Exercise task | Carry on the news article about the misspelled name on a World War I memorial, starting right after its last sentence.

Text passage |
------------

Spelling a World War I veteran’s name right after 99 years
NORTH ANDOVER, Mass. (Tribune News Service) — What's in a name? Everything, if the name is yours and it has been spelled incorrectly on a bronze plaque for nearly 100 years.
That was the case with Arthur Enaire of North Andover, whose name was spelled "Ensire" on the town's World War I memorial when it was erected in 1922.
Arthur's nephew, Leonard Enaire, 92 and also a veteran, learned about the misspelling from his father, Henry Enaire, who died in 1980.
But it wasn't until Leonard went to see the plaque for himself in Patriots Memorial Park that he appreciated the permanence of that mistake, and felt compelled to get it fixed.
"I've been trying since to get his name changed, and everybody tells me you can't work on that, if you try to take a letter off, you get water behind it, it's a big expensive job," he said. "I kept at it."
Leonard said he approached individual members of North Andover's Select Board over the years about the problem, but with no luck.
"Nobody ever got back to me," he said.

------------

Material provided |
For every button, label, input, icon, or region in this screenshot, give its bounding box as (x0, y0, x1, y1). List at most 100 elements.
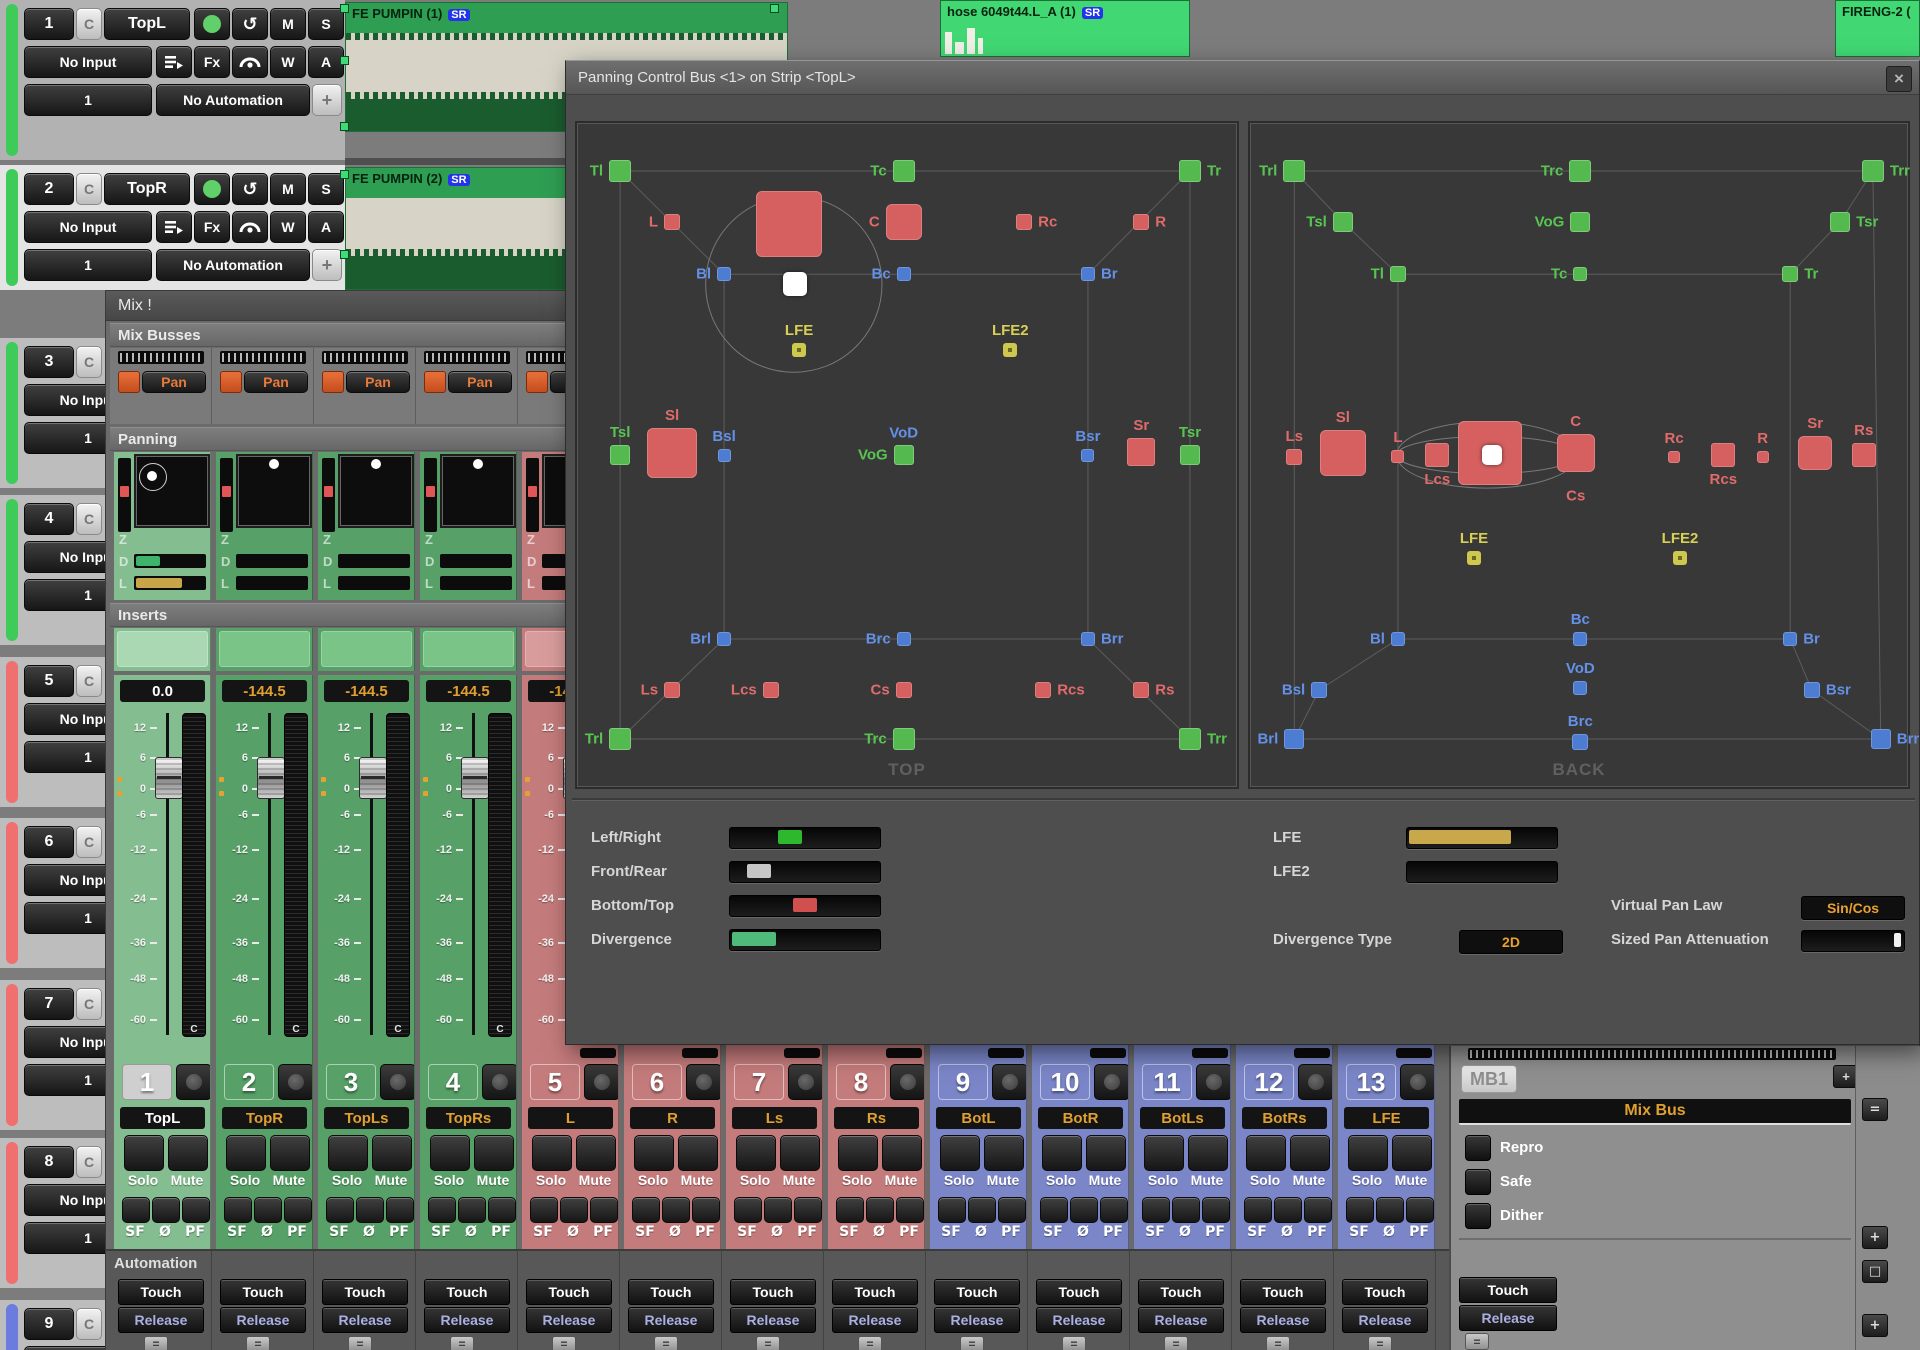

------------

Output of the exercise |
The wheels didn't start to turn until about six months ago, when Leonard talked to Joseph LeBlanc, director of veterans services for North Andover and Boxford.
LeBlanc had worked on a similar project several years ago, helping to secure a State Historic Records Advisory Board grant for the completion of North Andover's Vietnam War memorial.
So after Leonard approached him, LeBlanc asked fellow veteran service officers to recommend someone who could fix the plaque, and they told him about Jeffrey Schiff of Schiff Architectural Detail in Chelsea. Schiff recently completed alterations to the plaque, thanks to $1800 in town funds and a $200 donation from the VFW, LeBlanc said.
"This had some unique challenges," Schiff said. "Because of the nature of a cast bronze plaque, it's not prone to correction after the fact, and to do it you have to destroy it to rebuild it."
Working by hand and using a specially shaped chisel, he carved off the offending "s" and also the "E," which he said was damaged and needed replacing.
Finding letters to replace them with was also a challenge, because the companies that made the originals are gone, and creating new, matching letters would be too expensive.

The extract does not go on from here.